== Provided data ==

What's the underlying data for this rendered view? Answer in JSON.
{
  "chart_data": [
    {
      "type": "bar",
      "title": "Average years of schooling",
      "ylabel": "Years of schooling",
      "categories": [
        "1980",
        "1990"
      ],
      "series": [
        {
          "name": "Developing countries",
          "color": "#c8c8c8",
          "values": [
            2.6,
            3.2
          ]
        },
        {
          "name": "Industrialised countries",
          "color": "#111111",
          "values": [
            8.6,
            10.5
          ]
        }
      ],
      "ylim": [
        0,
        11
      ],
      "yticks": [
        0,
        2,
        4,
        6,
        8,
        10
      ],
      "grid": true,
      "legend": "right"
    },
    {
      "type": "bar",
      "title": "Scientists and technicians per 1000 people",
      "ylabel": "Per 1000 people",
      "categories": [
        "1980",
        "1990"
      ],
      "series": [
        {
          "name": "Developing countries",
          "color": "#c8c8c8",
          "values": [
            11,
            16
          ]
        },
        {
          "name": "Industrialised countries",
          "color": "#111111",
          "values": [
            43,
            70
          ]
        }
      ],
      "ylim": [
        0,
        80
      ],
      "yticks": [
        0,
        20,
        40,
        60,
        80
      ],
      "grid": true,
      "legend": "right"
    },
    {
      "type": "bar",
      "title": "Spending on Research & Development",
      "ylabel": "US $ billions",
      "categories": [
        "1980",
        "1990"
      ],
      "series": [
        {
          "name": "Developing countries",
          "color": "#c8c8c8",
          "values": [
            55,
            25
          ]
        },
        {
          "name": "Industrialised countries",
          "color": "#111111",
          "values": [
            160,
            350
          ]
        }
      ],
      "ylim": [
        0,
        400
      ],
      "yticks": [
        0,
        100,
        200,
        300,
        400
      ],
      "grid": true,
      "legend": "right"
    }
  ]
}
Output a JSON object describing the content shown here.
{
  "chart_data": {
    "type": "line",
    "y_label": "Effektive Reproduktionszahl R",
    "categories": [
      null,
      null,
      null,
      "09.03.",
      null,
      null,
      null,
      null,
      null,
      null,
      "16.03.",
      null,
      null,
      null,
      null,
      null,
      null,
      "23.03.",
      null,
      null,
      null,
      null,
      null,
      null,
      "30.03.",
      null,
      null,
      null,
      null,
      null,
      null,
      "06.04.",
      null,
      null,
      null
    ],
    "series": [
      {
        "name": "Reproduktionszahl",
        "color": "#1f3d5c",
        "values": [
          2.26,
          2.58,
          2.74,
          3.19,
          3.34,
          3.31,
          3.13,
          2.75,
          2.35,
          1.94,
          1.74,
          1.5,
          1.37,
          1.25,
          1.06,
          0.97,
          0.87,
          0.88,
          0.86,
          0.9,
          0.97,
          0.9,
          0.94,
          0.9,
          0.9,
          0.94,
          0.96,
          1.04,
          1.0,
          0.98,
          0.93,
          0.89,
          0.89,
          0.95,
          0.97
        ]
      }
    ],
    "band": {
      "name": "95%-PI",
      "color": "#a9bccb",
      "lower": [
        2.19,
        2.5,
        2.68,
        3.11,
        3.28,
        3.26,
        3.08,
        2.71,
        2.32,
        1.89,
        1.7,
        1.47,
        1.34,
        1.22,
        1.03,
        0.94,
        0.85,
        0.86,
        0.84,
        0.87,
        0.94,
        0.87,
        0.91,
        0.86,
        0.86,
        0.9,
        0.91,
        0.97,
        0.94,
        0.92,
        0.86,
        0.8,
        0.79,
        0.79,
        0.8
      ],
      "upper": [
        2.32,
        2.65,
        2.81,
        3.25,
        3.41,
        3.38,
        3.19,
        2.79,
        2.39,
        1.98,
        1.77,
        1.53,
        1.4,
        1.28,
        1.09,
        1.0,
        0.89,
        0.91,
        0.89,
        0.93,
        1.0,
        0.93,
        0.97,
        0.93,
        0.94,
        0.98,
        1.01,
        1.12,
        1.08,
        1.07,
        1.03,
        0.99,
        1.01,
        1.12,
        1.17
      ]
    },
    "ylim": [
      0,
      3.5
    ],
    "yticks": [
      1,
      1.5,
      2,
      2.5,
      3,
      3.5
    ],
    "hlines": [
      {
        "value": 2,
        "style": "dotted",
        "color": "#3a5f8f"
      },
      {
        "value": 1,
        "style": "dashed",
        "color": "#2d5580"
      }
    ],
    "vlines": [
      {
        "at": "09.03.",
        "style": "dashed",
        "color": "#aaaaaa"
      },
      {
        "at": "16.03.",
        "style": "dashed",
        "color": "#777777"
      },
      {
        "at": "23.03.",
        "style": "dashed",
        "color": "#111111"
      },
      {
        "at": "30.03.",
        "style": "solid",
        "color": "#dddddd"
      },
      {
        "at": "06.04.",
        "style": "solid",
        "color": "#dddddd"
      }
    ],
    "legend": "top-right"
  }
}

===

What this task involves:
Return all of the data precisely as it appears.

Problem solution:
What's the underlying data for this rendered view? Answer in JSON.
{
  "chart_data": [
    {
      "type": "bar",
      "title": "Average years of schooling",
      "ylabel": "Years of schooling",
      "categories": [
        "1980",
        "1990"
      ],
      "series": [
        {
          "name": "Developing countries",
          "color": "#c8c8c8",
          "values": [
            2.6,
            3.2
          ]
        },
        {
          "name": "Industrialised countries",
          "color": "#111111",
          "values": [
            8.6,
            10.5
          ]
        }
      ],
      "ylim": [
        0,
        11
      ],
      "yticks": [
        0,
        2,
        4,
        6,
        8,
        10
      ],
      "grid": true,
      "legend": "right"
    },
    {
      "type": "bar",
      "title": "Scientists and technicians per 1000 people",
      "ylabel": "Per 1000 people",
      "categories": [
        "1980",
        "1990"
      ],
      "series": [
        {
          "name": "Developing countries",
          "color": "#c8c8c8",
          "values": [
            11,
            16
          ]
        },
        {
          "name": "Industrialised countries",
          "color": "#111111",
          "values": [
            43,
            70
          ]
        }
      ],
      "ylim": [
        0,
        80
      ],
      "yticks": [
        0,
        20,
        40,
        60,
        80
      ],
      "grid": true,
      "legend": "right"
    },
    {
      "type": "bar",
      "title": "Spending on Research & Development",
      "ylabel": "US $ billions",
      "categories": [
        "1980",
        "1990"
      ],
      "series": [
        {
          "name": "Developing countries",
          "color": "#c8c8c8",
          "values": [
            55,
            25
          ]
        },
        {
          "name": "Industrialised countries",
          "color": "#111111",
          "values": [
            160,
            350
          ]
        }
      ],
      "ylim": [
        0,
        400
      ],
      "yticks": [
        0,
        100,
        200,
        300,
        400
      ],
      "grid": true,
      "legend": "right"
    }
  ]
}
Output a JSON object describing the content shown here.
{
  "chart_data": {
    "type": "line",
    "y_label": "Effektive Reproduktionszahl R",
    "categories": [
      null,
      null,
      null,
      "09.03.",
      null,
      null,
      null,
      null,
      null,
      null,
      "16.03.",
      null,
      null,
      null,
      null,
      null,
      null,
      "23.03.",
      null,
      null,
      null,
      null,
      null,
      null,
      "30.03.",
      null,
      null,
      null,
      null,
      null,
      null,
      "06.04.",
      null,
      null,
      null
    ],
    "series": [
      {
        "name": "Reproduktionszahl",
        "color": "#1f3d5c",
        "values": [
          2.26,
          2.58,
          2.74,
          3.19,
          3.34,
          3.31,
          3.13,
          2.75,
          2.35,
          1.94,
          1.74,
          1.5,
          1.37,
          1.25,
          1.06,
          0.97,
          0.87,
          0.88,
          0.86,
          0.9,
          0.97,
          0.9,
          0.94,
          0.9,
          0.9,
          0.94,
          0.96,
          1.04,
          1.0,
          0.98,
          0.93,
          0.89,
          0.89,
          0.95,
          0.97
        ]
      }
    ],
    "band": {
      "name": "95%-PI",
      "color": "#a9bccb",
      "lower": [
        2.19,
        2.5,
        2.68,
        3.11,
        3.28,
        3.26,
        3.08,
        2.71,
        2.32,
        1.89,
        1.7,
        1.47,
        1.34,
        1.22,
        1.03,
        0.94,
        0.85,
        0.86,
        0.84,
        0.87,
        0.94,
        0.87,
        0.91,
        0.86,
        0.86,
        0.9,
        0.91,
        0.97,
        0.94,
        0.92,
        0.86,
        0.8,
        0.79,
        0.79,
        0.8
      ],
      "upper": [
        2.32,
        2.65,
        2.81,
        3.25,
        3.41,
        3.38,
        3.19,
        2.79,
        2.39,
        1.98,
        1.77,
        1.53,
        1.4,
        1.28,
        1.09,
        1.0,
        0.89,
        0.91,
        0.89,
        0.93,
        1.0,
        0.93,
        0.97,
        0.93,
        0.94,
        0.98,
        1.01,
        1.12,
        1.08,
        1.07,
        1.03,
        0.99,
        1.01,
        1.12,
        1.17
      ]
    },
    "ylim": [
      0,
      3.5
    ],
    "yticks": [
      1,
      1.5,
      2,
      2.5,
      3,
      3.5
    ],
    "hlines": [
      {
        "value": 2,
        "style": "dotted",
        "color": "#3a5f8f"
      },
      {
        "value": 1,
        "style": "dashed",
        "color": "#2d5580"
      }
    ],
    "vlines": [
      {
        "at": "09.03.",
        "style": "dashed",
        "color": "#aaaaaa"
      },
      {
        "at": "16.03.",
        "style": "dashed",
        "color": "#777777"
      },
      {
        "at": "23.03.",
        "style": "dashed",
        "color": "#111111"
      },
      {
        "at": "30.03.",
        "style": "solid",
        "color": "#dddddd"
      },
      {
        "at": "06.04.",
        "style": "solid",
        "color": "#dddddd"
      }
    ],
    "legend": "top-right"
  }
}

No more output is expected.